*Given task*: Restate the entries below word for word, omitting nothing.

--- Start of The input ---

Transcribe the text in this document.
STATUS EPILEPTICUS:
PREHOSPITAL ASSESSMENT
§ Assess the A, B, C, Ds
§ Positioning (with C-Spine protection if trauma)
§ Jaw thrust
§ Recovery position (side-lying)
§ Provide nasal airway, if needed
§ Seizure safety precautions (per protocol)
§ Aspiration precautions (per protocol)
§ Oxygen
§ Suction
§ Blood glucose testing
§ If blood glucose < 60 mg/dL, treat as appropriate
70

--- End of The input ---

*Result for this task*:
Transcribe the text in this document.
STATUS EPILEPTICUS:
PREHOSPITAL ASSESSMENT
§ Assess the A, B, C, Ds
§ Positioning (with C-Spine protection if trauma)
§ Jaw thrust
§ Recovery position (side-lying)
§ Provide nasal airway, if needed
§ Seizure safety precautions (per protocol)
§ Aspiration precautions (per protocol)
§ Oxygen
§ Suction
§ Blood glucose testing
§ If blood glucose < 60 mg/dL, treat as appropriate
70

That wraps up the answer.